Task directions: Write each line out exactly, leaving none out.

Input material:
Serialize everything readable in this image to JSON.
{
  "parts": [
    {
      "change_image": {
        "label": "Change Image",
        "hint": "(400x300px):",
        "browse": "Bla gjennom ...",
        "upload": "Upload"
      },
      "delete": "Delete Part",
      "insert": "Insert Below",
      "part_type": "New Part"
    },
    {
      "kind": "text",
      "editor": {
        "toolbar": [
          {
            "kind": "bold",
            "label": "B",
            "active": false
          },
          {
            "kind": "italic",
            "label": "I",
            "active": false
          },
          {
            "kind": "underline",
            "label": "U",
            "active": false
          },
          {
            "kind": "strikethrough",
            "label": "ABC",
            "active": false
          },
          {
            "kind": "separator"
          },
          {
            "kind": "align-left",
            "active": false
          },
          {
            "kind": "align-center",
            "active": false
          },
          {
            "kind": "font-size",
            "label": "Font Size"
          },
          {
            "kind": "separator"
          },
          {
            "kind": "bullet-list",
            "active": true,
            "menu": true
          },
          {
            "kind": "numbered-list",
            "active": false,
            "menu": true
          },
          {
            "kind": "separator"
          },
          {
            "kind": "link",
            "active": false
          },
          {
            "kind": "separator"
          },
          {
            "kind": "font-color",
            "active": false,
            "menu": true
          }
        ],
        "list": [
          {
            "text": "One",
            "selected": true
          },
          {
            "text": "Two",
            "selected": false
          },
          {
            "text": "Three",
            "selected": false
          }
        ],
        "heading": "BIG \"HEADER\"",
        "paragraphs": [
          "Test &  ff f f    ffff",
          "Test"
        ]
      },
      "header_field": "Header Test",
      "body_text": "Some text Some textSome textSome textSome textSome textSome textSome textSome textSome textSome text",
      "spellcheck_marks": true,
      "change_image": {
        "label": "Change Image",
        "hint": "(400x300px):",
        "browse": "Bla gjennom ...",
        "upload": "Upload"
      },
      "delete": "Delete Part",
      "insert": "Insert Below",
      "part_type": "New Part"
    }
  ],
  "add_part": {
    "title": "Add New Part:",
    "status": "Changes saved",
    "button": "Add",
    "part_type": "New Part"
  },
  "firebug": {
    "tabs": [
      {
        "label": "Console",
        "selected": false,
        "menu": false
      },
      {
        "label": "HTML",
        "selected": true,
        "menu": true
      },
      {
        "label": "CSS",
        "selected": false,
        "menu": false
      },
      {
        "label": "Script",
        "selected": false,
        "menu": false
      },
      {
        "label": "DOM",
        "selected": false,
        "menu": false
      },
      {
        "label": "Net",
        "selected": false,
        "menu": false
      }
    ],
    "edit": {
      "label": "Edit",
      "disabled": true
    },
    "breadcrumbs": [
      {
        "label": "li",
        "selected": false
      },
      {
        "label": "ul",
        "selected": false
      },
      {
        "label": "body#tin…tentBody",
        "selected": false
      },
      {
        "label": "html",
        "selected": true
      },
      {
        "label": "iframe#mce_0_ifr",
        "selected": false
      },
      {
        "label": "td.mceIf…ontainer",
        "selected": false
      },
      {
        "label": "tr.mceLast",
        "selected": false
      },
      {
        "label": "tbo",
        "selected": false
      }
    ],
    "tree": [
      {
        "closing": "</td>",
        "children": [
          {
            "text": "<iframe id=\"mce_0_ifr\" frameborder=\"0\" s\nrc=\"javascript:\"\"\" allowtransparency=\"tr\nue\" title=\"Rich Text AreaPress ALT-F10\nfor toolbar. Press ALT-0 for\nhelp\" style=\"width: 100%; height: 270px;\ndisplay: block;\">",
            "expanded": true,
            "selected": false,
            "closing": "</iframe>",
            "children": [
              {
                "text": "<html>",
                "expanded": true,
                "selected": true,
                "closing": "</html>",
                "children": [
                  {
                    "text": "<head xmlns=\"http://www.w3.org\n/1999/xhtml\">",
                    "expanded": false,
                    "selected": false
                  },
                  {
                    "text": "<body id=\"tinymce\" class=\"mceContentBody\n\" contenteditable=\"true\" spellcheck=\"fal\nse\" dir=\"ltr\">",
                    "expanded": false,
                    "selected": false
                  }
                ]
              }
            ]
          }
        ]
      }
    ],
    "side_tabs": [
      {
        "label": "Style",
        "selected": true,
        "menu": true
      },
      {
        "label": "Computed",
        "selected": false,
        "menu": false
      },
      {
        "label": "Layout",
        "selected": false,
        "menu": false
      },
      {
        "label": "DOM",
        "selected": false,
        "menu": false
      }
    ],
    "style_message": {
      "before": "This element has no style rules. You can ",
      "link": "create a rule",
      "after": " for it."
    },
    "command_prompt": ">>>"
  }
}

Answer to the task:
Serialize everything readable in this image to JSON.
{
  "parts": [
    {
      "change_image": {
        "label": "Change Image",
        "hint": "(400x300px):",
        "browse": "Bla gjennom ...",
        "upload": "Upload"
      },
      "delete": "Delete Part",
      "insert": "Insert Below",
      "part_type": "New Part"
    },
    {
      "kind": "text",
      "editor": {
        "toolbar": [
          {
            "kind": "bold",
            "label": "B",
            "active": false
          },
          {
            "kind": "italic",
            "label": "I",
            "active": false
          },
          {
            "kind": "underline",
            "label": "U",
            "active": false
          },
          {
            "kind": "strikethrough",
            "label": "ABC",
            "active": false
          },
          {
            "kind": "separator"
          },
          {
            "kind": "align-left",
            "active": false
          },
          {
            "kind": "align-center",
            "active": false
          },
          {
            "kind": "font-size",
            "label": "Font Size"
          },
          {
            "kind": "separator"
          },
          {
            "kind": "bullet-list",
            "active": true,
            "menu": true
          },
          {
            "kind": "numbered-list",
            "active": false,
            "menu": true
          },
          {
            "kind": "separator"
          },
          {
            "kind": "link",
            "active": false
          },
          {
            "kind": "separator"
          },
          {
            "kind": "font-color",
            "active": false,
            "menu": true
          }
        ],
        "list": [
          {
            "text": "One",
            "selected": true
          },
          {
            "text": "Two",
            "selected": false
          },
          {
            "text": "Three",
            "selected": false
          }
        ],
        "heading": "BIG \"HEADER\"",
        "paragraphs": [
          "Test &  ff f f    ffff",
          "Test"
        ]
      },
      "header_field": "Header Test",
      "body_text": "Some text Some textSome textSome textSome textSome textSome textSome textSome textSome textSome text",
      "spellcheck_marks": true,
      "change_image": {
        "label": "Change Image",
        "hint": "(400x300px):",
        "browse": "Bla gjennom ...",
        "upload": "Upload"
      },
      "delete": "Delete Part",
      "insert": "Insert Below",
      "part_type": "New Part"
    }
  ],
  "add_part": {
    "title": "Add New Part:",
    "status": "Changes saved",
    "button": "Add",
    "part_type": "New Part"
  },
  "firebug": {
    "tabs": [
      {
        "label": "Console",
        "selected": false,
        "menu": false
      },
      {
        "label": "HTML",
        "selected": true,
        "menu": true
      },
      {
        "label": "CSS",
        "selected": false,
        "menu": false
      },
      {
        "label": "Script",
        "selected": false,
        "menu": false
      },
      {
        "label": "DOM",
        "selected": false,
        "menu": false
      },
      {
        "label": "Net",
        "selected": false,
        "menu": false
      }
    ],
    "edit": {
      "label": "Edit",
      "disabled": true
    },
    "breadcrumbs": [
      {
        "label": "li",
        "selected": false
      },
      {
        "label": "ul",
        "selected": false
      },
      {
        "label": "body#tin…tentBody",
        "selected": false
      },
      {
        "label": "html",
        "selected": true
      },
      {
        "label": "iframe#mce_0_ifr",
        "selected": false
      },
      {
        "label": "td.mceIf…ontainer",
        "selected": false
      },
      {
        "label": "tr.mceLast",
        "selected": false
      },
      {
        "label": "tbo",
        "selected": false
      }
    ],
    "tree": [
      {
        "closing": "</td>",
        "children": [
          {
            "text": "<iframe id=\"mce_0_ifr\" frameborder=\"0\" s\nrc=\"javascript:\"\"\" allowtransparency=\"tr\nue\" title=\"Rich Text AreaPress ALT-F10\nfor toolbar. Press ALT-0 for\nhelp\" style=\"width: 100%; height: 270px;\ndisplay: block;\">",
            "expanded": true,
            "selected": false,
            "closing": "</iframe>",
            "children": [
              {
                "text": "<html>",
                "expanded": true,
                "selected": true,
                "closing": "</html>",
                "children": [
                  {
                    "text": "<head xmlns=\"http://www.w3.org\n/1999/xhtml\">",
                    "expanded": false,
                    "selected": false
                  },
                  {
                    "text": "<body id=\"tinymce\" class=\"mceContentBody\n\" contenteditable=\"true\" spellcheck=\"fal\nse\" dir=\"ltr\">",
                    "expanded": false,
                    "selected": false
                  }
                ]
              }
            ]
          }
        ]
      }
    ],
    "side_tabs": [
      {
        "label": "Style",
        "selected": true,
        "menu": true
      },
      {
        "label": "Computed",
        "selected": false,
        "menu": false
      },
      {
        "label": "Layout",
        "selected": false,
        "menu": false
      },
      {
        "label": "DOM",
        "selected": false,
        "menu": false
      }
    ],
    "style_message": {
      "before": "This element has no style rules. You can ",
      "link": "create a rule",
      "after": " for it."
    },
    "command_prompt": ">>>"
  }
}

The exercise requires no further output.